Restate each of the lines given below, word for word.

=== PROVIDED MATERIAL ===

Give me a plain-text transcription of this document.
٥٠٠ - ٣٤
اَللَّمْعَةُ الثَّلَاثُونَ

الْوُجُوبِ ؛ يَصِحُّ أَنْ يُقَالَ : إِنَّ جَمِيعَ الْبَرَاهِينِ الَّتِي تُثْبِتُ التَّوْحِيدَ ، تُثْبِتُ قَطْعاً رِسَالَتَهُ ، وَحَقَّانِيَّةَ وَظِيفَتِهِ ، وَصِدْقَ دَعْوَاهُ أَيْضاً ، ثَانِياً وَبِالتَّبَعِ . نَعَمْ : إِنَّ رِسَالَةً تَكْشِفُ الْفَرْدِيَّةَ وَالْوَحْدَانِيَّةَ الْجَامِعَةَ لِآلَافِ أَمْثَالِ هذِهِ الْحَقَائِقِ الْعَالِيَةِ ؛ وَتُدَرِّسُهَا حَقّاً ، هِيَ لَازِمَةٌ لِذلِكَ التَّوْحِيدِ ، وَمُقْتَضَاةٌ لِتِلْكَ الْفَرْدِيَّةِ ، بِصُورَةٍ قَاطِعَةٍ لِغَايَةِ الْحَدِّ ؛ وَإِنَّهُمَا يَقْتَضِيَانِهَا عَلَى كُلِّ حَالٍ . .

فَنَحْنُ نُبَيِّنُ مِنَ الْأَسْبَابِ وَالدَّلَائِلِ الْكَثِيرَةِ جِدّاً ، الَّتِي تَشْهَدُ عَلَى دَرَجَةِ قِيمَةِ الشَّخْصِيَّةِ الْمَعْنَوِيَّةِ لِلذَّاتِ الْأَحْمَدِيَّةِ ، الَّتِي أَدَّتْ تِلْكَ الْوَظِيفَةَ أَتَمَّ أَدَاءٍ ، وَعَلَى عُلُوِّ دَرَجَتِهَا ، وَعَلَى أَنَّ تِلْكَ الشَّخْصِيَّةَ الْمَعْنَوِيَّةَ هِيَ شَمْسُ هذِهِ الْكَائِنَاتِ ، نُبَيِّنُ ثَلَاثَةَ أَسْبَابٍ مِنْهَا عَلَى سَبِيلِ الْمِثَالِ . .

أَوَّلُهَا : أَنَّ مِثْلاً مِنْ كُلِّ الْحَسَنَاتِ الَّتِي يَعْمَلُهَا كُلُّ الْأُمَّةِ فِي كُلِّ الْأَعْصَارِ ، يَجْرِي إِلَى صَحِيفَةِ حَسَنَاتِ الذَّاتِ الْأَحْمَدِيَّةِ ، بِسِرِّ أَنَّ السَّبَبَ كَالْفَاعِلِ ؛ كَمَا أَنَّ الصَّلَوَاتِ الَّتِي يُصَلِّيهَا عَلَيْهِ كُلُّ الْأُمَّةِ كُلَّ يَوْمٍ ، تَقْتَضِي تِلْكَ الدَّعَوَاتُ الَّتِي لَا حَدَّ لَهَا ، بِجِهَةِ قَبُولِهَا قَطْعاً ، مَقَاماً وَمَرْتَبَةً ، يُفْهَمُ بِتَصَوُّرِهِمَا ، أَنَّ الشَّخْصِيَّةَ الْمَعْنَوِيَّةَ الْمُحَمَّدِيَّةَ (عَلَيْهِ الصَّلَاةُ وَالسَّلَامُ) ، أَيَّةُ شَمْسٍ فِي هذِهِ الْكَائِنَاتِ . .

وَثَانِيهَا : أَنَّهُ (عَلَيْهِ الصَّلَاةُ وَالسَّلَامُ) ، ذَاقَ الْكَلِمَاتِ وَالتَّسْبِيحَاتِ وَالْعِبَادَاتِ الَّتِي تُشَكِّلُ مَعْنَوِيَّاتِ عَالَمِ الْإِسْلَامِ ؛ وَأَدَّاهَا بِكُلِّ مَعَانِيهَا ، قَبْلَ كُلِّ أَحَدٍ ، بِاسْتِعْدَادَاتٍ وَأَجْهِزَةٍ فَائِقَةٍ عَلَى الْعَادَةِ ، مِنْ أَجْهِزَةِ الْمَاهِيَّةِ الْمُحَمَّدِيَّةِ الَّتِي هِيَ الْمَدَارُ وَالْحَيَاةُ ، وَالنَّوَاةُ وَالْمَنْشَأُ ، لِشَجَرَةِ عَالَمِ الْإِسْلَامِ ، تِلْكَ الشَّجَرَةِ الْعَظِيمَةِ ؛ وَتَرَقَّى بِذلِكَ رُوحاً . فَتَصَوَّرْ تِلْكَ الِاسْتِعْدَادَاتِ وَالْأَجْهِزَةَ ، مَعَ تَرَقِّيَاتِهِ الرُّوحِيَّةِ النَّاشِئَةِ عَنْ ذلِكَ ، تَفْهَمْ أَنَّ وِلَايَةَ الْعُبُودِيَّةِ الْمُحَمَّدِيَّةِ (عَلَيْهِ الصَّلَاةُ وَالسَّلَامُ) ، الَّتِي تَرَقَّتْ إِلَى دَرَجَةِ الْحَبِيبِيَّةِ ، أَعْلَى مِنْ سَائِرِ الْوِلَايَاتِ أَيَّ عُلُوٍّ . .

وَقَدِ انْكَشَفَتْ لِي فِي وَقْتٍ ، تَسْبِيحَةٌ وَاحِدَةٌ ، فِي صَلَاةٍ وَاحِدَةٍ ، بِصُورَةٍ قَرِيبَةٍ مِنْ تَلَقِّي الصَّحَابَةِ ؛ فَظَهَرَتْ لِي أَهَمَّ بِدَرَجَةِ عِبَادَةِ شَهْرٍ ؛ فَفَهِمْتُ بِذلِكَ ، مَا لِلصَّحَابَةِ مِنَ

===

● WRITTEN REPLY
Give me a plain-text transcription of this document.
٥٠٠ - ٣٤
اَللَّمْعَةُ الثَّلَاثُونَ

الْوُجُوبِ ؛ يَصِحُّ أَنْ يُقَالَ : إِنَّ جَمِيعَ الْبَرَاهِينِ الَّتِي تُثْبِتُ التَّوْحِيدَ ، تُثْبِتُ قَطْعاً رِسَالَتَهُ ، وَحَقَّانِيَّةَ وَظِيفَتِهِ ، وَصِدْقَ دَعْوَاهُ أَيْضاً ، ثَانِياً وَبِالتَّبَعِ . نَعَمْ : إِنَّ رِسَالَةً تَكْشِفُ الْفَرْدِيَّةَ وَالْوَحْدَانِيَّةَ الْجَامِعَةَ لِآلَافِ أَمْثَالِ هذِهِ الْحَقَائِقِ الْعَالِيَةِ ؛ وَتُدَرِّسُهَا حَقّاً ، هِيَ لَازِمَةٌ لِذلِكَ التَّوْحِيدِ ، وَمُقْتَضَاةٌ لِتِلْكَ الْفَرْدِيَّةِ ، بِصُورَةٍ قَاطِعَةٍ لِغَايَةِ الْحَدِّ ؛ وَإِنَّهُمَا يَقْتَضِيَانِهَا عَلَى كُلِّ حَالٍ . .

فَنَحْنُ نُبَيِّنُ مِنَ الْأَسْبَابِ وَالدَّلَائِلِ الْكَثِيرَةِ جِدّاً ، الَّتِي تَشْهَدُ عَلَى دَرَجَةِ قِيمَةِ الشَّخْصِيَّةِ الْمَعْنَوِيَّةِ لِلذَّاتِ الْأَحْمَدِيَّةِ ، الَّتِي أَدَّتْ تِلْكَ الْوَظِيفَةَ أَتَمَّ أَدَاءٍ ، وَعَلَى عُلُوِّ دَرَجَتِهَا ، وَعَلَى أَنَّ تِلْكَ الشَّخْصِيَّةَ الْمَعْنَوِيَّةَ هِيَ شَمْسُ هذِهِ الْكَائِنَاتِ ، نُبَيِّنُ ثَلَاثَةَ أَسْبَابٍ مِنْهَا عَلَى سَبِيلِ الْمِثَالِ . .

أَوَّلُهَا : أَنَّ مِثْلاً مِنْ كُلِّ الْحَسَنَاتِ الَّتِي يَعْمَلُهَا كُلُّ الْأُمَّةِ فِي كُلِّ الْأَعْصَارِ ، يَجْرِي إِلَى صَحِيفَةِ حَسَنَاتِ الذَّاتِ الْأَحْمَدِيَّةِ ، بِسِرِّ أَنَّ السَّبَبَ كَالْفَاعِلِ ؛ كَمَا أَنَّ الصَّلَوَاتِ الَّتِي يُصَلِّيهَا عَلَيْهِ كُلُّ الْأُمَّةِ كُلَّ يَوْمٍ ، تَقْتَضِي تِلْكَ الدَّعَوَاتُ الَّتِي لَا حَدَّ لَهَا ، بِجِهَةِ قَبُولِهَا قَطْعاً ، مَقَاماً وَمَرْتَبَةً ، يُفْهَمُ بِتَصَوُّرِهِمَا ، أَنَّ الشَّخْصِيَّةَ الْمَعْنَوِيَّةَ الْمُحَمَّدِيَّةَ (عَلَيْهِ الصَّلَاةُ وَالسَّلَامُ) ، أَيَّةُ شَمْسٍ فِي هذِهِ الْكَائِنَاتِ . .

وَثَانِيهَا : أَنَّهُ (عَلَيْهِ الصَّلَاةُ وَالسَّلَامُ) ، ذَاقَ الْكَلِمَاتِ وَالتَّسْبِيحَاتِ وَالْعِبَادَاتِ الَّتِي تُشَكِّلُ مَعْنَوِيَّاتِ عَالَمِ الْإِسْلَامِ ؛ وَأَدَّاهَا بِكُلِّ مَعَانِيهَا ، قَبْلَ كُلِّ أَحَدٍ ، بِاسْتِعْدَادَاتٍ وَأَجْهِزَةٍ فَائِقَةٍ عَلَى الْعَادَةِ ، مِنْ أَجْهِزَةِ الْمَاهِيَّةِ الْمُحَمَّدِيَّةِ الَّتِي هِيَ الْمَدَارُ وَالْحَيَاةُ ، وَالنَّوَاةُ وَالْمَنْشَأُ ، لِشَجَرَةِ عَالَمِ الْإِسْلَامِ ، تِلْكَ الشَّجَرَةِ الْعَظِيمَةِ ؛ وَتَرَقَّى بِذلِكَ رُوحاً . فَتَصَوَّرْ تِلْكَ الِاسْتِعْدَادَاتِ وَالْأَجْهِزَةَ ، مَعَ تَرَقِّيَاتِهِ الرُّوحِيَّةِ النَّاشِئَةِ عَنْ ذلِكَ ، تَفْهَمْ أَنَّ وِلَايَةَ الْعُبُودِيَّةِ الْمُحَمَّدِيَّةِ (عَلَيْهِ الصَّلَاةُ وَالسَّلَامُ) ، الَّتِي تَرَقَّتْ إِلَى دَرَجَةِ الْحَبِيبِيَّةِ ، أَعْلَى مِنْ سَائِرِ الْوِلَايَاتِ أَيَّ عُلُوٍّ . .

وَقَدِ انْكَشَفَتْ لِي فِي وَقْتٍ ، تَسْبِيحَةٌ وَاحِدَةٌ ، فِي صَلَاةٍ وَاحِدَةٍ ، بِصُورَةٍ قَرِيبَةٍ مِنْ تَلَقِّي الصَّحَابَةِ ؛ فَظَهَرَتْ لِي أَهَمَّ بِدَرَجَةِ عِبَادَةِ شَهْرٍ ؛ فَفَهِمْتُ بِذلِكَ ، مَا لِلصَّحَابَةِ مِنَ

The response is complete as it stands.